▶ AIM OF THE EXERCISE:
Omit the pictures and output every entry below exactly as written.

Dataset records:
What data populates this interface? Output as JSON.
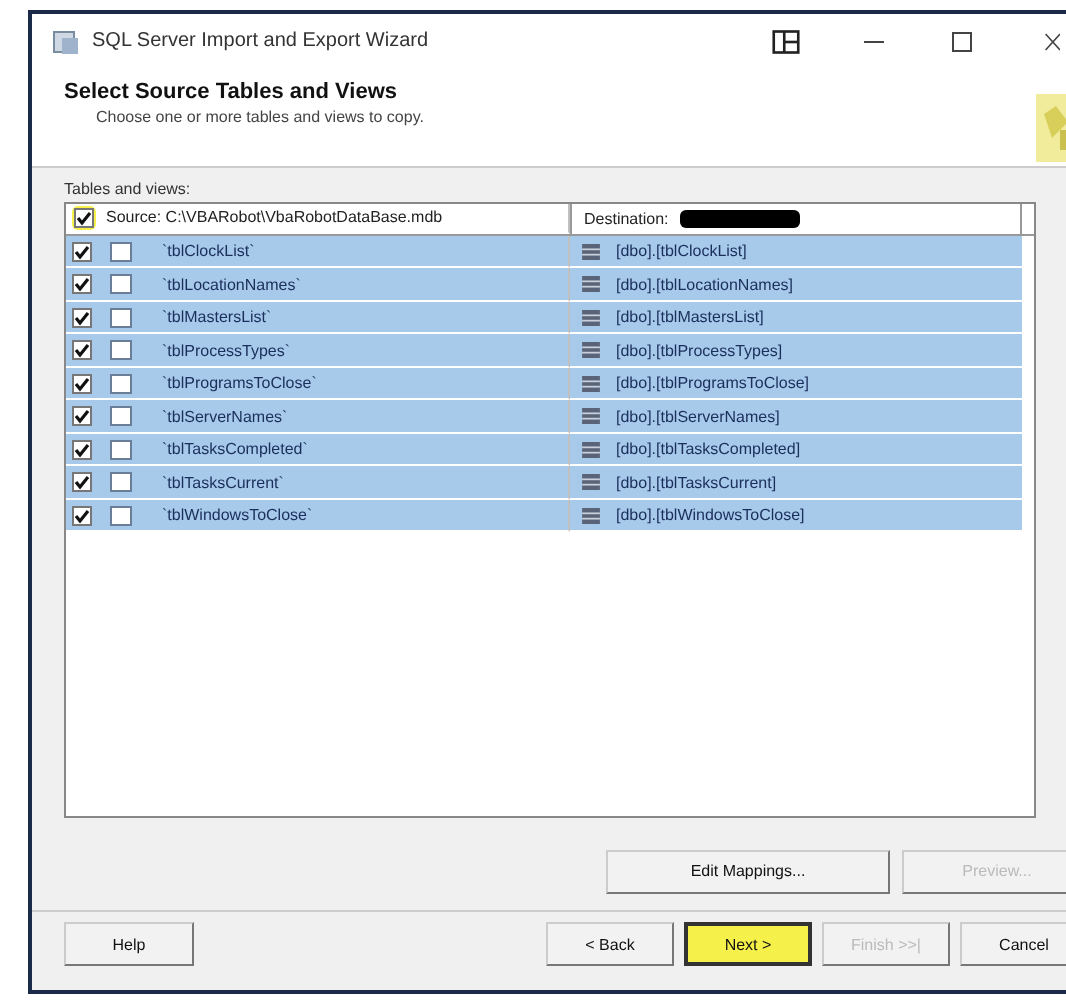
{
  "window": {
    "title": "SQL Server Import and Export Wizard"
  },
  "header": {
    "title": "Select Source Tables and Views",
    "subtitle": "Choose one or more tables and views to copy."
  },
  "grid": {
    "label": "Tables and views:",
    "source_header": {
      "text": "Source: C:\\VBARobot\\VbaRobotDataBase.mdb",
      "checked": true,
      "highlighted": true
    },
    "destination_header": {
      "text": "Destination:",
      "redacted": true
    },
    "rows": [
      {
        "source": "`tblClockList`",
        "destination": "[dbo].[tblClockList]",
        "checked": true,
        "selected": true
      },
      {
        "source": "`tblLocationNames`",
        "destination": "[dbo].[tblLocationNames]",
        "checked": true,
        "selected": true
      },
      {
        "source": "`tblMastersList`",
        "destination": "[dbo].[tblMastersList]",
        "checked": true,
        "selected": true
      },
      {
        "source": "`tblProcessTypes`",
        "destination": "[dbo].[tblProcessTypes]",
        "checked": true,
        "selected": true
      },
      {
        "source": "`tblProgramsToClose`",
        "destination": "[dbo].[tblProgramsToClose]",
        "checked": true,
        "selected": true
      },
      {
        "source": "`tblServerNames`",
        "destination": "[dbo].[tblServerNames]",
        "checked": true,
        "selected": true
      },
      {
        "source": "`tblTasksCompleted`",
        "destination": "[dbo].[tblTasksCompleted]",
        "checked": true,
        "selected": true
      },
      {
        "source": "`tblTasksCurrent`",
        "destination": "[dbo].[tblTasksCurrent]",
        "checked": true,
        "selected": true
      },
      {
        "source": "`tblWindowsToClose`",
        "destination": "[dbo].[tblWindowsToClose]",
        "checked": true,
        "selected": true
      }
    ]
  },
  "mapping_buttons": [
    {
      "label": "Edit Mappings...",
      "disabled": false
    },
    {
      "label": "Preview...",
      "disabled": true
    }
  ],
  "footer": {
    "help": {
      "label": "Help",
      "disabled": false
    },
    "nav": [
      {
        "label": "< Back",
        "disabled": false,
        "highlighted": false
      },
      {
        "label": "Next >",
        "disabled": false,
        "highlighted": true
      },
      {
        "label": "Finish >>|",
        "disabled": true,
        "highlighted": false
      },
      {
        "label": "Cancel",
        "disabled": false,
        "highlighted": false
      }
    ]
  }
}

▶ SOLUTION FOR THIS EXERCISE:
What data populates this interface? Output as JSON.
{
  "window": {
    "title": "SQL Server Import and Export Wizard"
  },
  "header": {
    "title": "Select Source Tables and Views",
    "subtitle": "Choose one or more tables and views to copy."
  },
  "grid": {
    "label": "Tables and views:",
    "source_header": {
      "text": "Source: C:\\VBARobot\\VbaRobotDataBase.mdb",
      "checked": true,
      "highlighted": true
    },
    "destination_header": {
      "text": "Destination:",
      "redacted": true
    },
    "rows": [
      {
        "source": "`tblClockList`",
        "destination": "[dbo].[tblClockList]",
        "checked": true,
        "selected": true
      },
      {
        "source": "`tblLocationNames`",
        "destination": "[dbo].[tblLocationNames]",
        "checked": true,
        "selected": true
      },
      {
        "source": "`tblMastersList`",
        "destination": "[dbo].[tblMastersList]",
        "checked": true,
        "selected": true
      },
      {
        "source": "`tblProcessTypes`",
        "destination": "[dbo].[tblProcessTypes]",
        "checked": true,
        "selected": true
      },
      {
        "source": "`tblProgramsToClose`",
        "destination": "[dbo].[tblProgramsToClose]",
        "checked": true,
        "selected": true
      },
      {
        "source": "`tblServerNames`",
        "destination": "[dbo].[tblServerNames]",
        "checked": true,
        "selected": true
      },
      {
        "source": "`tblTasksCompleted`",
        "destination": "[dbo].[tblTasksCompleted]",
        "checked": true,
        "selected": true
      },
      {
        "source": "`tblTasksCurrent`",
        "destination": "[dbo].[tblTasksCurrent]",
        "checked": true,
        "selected": true
      },
      {
        "source": "`tblWindowsToClose`",
        "destination": "[dbo].[tblWindowsToClose]",
        "checked": true,
        "selected": true
      }
    ]
  },
  "mapping_buttons": [
    {
      "label": "Edit Mappings...",
      "disabled": false
    },
    {
      "label": "Preview...",
      "disabled": true
    }
  ],
  "footer": {
    "help": {
      "label": "Help",
      "disabled": false
    },
    "nav": [
      {
        "label": "< Back",
        "disabled": false,
        "highlighted": false
      },
      {
        "label": "Next >",
        "disabled": false,
        "highlighted": true
      },
      {
        "label": "Finish >>|",
        "disabled": true,
        "highlighted": false
      },
      {
        "label": "Cancel",
        "disabled": false,
        "highlighted": false
      }
    ]
  }
}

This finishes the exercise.